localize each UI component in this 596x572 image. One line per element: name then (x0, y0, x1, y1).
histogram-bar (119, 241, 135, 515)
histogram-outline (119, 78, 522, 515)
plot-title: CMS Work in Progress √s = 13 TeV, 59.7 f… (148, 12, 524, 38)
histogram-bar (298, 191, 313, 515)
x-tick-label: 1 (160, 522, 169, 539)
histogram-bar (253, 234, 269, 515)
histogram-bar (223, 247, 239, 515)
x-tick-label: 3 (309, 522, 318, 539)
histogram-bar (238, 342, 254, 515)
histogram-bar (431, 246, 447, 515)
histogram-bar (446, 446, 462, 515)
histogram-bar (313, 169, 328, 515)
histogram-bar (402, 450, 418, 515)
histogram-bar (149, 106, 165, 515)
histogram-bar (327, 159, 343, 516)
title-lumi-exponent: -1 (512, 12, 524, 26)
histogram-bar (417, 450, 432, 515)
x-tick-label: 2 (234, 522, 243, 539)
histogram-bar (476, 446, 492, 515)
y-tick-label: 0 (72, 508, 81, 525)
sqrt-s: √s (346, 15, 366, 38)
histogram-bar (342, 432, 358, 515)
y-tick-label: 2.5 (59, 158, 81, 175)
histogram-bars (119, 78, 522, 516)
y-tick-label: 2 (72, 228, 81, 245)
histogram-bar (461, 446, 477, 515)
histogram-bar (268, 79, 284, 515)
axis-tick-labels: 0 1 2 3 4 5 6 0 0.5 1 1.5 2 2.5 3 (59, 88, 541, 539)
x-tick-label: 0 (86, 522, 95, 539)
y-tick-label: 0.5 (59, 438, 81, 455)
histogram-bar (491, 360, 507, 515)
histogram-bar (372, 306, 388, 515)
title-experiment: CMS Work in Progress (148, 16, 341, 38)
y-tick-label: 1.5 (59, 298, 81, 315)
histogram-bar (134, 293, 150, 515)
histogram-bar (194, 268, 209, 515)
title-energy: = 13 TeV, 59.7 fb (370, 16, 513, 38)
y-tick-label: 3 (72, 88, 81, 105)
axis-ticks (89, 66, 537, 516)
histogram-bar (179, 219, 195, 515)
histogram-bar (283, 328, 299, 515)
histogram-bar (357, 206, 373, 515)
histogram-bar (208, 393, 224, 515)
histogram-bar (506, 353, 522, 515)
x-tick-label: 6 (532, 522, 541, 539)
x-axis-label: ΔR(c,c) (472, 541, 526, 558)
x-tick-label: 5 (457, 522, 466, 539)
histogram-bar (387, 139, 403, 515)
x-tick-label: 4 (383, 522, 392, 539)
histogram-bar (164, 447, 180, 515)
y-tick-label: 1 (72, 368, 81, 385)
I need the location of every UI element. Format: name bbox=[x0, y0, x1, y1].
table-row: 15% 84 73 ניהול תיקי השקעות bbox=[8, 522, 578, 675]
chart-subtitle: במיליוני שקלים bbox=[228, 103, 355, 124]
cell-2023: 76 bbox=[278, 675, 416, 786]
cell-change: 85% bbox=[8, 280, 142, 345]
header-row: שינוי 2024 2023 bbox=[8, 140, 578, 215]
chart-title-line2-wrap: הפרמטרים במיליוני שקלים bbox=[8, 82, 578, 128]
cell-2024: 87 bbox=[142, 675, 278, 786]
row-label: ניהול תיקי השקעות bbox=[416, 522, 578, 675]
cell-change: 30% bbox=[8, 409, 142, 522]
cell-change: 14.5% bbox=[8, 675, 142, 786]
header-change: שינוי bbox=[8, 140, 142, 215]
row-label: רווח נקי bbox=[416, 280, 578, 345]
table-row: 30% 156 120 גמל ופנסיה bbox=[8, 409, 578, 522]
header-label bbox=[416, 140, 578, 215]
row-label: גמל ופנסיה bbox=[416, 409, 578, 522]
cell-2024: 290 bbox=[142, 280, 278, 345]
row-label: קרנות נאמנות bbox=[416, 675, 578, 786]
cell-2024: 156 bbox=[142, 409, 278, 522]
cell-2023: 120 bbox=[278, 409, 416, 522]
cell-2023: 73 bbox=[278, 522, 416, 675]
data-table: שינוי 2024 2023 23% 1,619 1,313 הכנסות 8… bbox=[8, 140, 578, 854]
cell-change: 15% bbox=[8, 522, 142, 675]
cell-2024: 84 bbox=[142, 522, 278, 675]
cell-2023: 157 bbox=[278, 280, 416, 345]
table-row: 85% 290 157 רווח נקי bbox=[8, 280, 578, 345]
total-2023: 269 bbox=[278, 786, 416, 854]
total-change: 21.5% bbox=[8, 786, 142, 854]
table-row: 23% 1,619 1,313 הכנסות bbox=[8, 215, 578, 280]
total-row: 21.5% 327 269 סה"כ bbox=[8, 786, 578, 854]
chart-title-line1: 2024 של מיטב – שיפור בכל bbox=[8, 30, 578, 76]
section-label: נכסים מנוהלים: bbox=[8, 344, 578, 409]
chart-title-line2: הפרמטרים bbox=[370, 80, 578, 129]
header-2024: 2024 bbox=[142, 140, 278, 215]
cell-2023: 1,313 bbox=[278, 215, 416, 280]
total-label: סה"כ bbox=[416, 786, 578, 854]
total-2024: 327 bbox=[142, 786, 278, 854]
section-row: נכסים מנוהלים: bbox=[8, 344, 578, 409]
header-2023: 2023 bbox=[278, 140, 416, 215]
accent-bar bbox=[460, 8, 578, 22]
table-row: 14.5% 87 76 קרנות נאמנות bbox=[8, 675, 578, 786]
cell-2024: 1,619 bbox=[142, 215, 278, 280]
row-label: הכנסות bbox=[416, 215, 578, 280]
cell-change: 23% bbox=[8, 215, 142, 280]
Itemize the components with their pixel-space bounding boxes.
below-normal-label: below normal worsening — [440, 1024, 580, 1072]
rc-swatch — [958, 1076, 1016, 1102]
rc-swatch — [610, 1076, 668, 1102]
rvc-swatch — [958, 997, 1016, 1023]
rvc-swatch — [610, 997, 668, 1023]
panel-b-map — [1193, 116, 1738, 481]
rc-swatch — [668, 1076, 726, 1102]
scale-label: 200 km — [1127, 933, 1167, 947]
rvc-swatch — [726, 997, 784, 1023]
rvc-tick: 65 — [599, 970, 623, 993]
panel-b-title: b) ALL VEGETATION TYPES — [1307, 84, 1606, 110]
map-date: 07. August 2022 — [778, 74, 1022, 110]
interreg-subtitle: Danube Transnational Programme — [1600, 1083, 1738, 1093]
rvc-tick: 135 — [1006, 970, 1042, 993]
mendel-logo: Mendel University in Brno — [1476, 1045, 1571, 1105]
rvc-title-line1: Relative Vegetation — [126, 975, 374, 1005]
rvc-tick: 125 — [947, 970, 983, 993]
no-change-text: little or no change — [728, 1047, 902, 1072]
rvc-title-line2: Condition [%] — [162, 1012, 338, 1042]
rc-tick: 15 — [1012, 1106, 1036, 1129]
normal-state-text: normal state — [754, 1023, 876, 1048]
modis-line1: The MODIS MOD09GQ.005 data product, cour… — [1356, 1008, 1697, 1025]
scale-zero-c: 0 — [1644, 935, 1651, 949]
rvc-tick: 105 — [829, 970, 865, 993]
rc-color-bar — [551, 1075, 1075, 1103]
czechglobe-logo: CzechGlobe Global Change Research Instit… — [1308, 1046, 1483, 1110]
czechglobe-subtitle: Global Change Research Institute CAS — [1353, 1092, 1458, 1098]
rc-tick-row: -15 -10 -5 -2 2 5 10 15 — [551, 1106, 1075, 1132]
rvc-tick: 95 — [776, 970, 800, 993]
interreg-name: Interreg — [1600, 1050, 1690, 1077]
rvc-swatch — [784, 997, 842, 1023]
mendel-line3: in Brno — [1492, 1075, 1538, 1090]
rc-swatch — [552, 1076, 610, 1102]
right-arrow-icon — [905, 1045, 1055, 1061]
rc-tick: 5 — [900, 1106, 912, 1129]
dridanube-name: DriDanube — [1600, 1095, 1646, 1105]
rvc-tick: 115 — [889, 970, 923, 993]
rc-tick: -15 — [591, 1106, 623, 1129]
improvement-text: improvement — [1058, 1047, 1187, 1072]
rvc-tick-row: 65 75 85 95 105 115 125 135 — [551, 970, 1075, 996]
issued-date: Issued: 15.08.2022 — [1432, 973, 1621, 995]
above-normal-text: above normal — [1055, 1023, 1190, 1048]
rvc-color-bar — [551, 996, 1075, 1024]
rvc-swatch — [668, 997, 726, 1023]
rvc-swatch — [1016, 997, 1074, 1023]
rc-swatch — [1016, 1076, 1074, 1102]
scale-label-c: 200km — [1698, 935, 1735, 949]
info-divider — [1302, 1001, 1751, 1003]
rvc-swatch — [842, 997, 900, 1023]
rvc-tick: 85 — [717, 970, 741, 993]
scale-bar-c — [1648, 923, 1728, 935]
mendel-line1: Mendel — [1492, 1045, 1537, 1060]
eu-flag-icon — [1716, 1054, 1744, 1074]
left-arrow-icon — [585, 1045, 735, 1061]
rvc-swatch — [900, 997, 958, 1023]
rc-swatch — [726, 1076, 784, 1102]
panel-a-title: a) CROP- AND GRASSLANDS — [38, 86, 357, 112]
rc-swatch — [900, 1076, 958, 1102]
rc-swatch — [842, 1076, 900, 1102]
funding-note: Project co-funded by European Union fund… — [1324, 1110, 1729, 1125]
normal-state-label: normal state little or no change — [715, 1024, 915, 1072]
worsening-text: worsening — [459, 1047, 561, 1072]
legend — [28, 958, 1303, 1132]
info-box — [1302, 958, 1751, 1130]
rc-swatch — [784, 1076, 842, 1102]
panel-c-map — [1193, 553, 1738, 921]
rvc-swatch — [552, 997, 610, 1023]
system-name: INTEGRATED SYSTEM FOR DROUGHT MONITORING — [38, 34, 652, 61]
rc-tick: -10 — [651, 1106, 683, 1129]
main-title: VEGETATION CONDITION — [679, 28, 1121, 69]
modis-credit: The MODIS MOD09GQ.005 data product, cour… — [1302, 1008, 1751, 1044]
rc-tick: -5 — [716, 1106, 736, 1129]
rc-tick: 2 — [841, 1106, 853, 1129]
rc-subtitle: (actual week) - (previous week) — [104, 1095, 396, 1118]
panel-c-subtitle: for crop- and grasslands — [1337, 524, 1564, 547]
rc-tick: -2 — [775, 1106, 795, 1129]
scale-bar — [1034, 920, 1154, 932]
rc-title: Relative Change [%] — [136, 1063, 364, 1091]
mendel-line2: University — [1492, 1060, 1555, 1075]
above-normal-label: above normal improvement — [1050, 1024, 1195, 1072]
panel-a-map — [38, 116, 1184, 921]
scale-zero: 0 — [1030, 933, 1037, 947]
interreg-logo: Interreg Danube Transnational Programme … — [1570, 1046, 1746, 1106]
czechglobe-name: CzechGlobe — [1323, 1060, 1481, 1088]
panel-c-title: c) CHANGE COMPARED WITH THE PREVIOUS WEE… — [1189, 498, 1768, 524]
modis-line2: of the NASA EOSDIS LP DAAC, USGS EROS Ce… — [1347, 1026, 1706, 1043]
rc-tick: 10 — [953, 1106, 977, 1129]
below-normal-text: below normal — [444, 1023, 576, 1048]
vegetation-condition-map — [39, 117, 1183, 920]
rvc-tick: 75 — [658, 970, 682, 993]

(AIM)
Pick out every line in the records above that contains the string "cour", and copy each such line in full. Treat uppercase and lowercase as different, so only an exact case match counts.

(COMPLETED EXERCISE)
modis-line1: The MODIS MOD09GQ.005 data product, cour… — [1356, 1008, 1697, 1025]
modis-credit: The MODIS MOD09GQ.005 data product, cour… — [1302, 1008, 1751, 1044]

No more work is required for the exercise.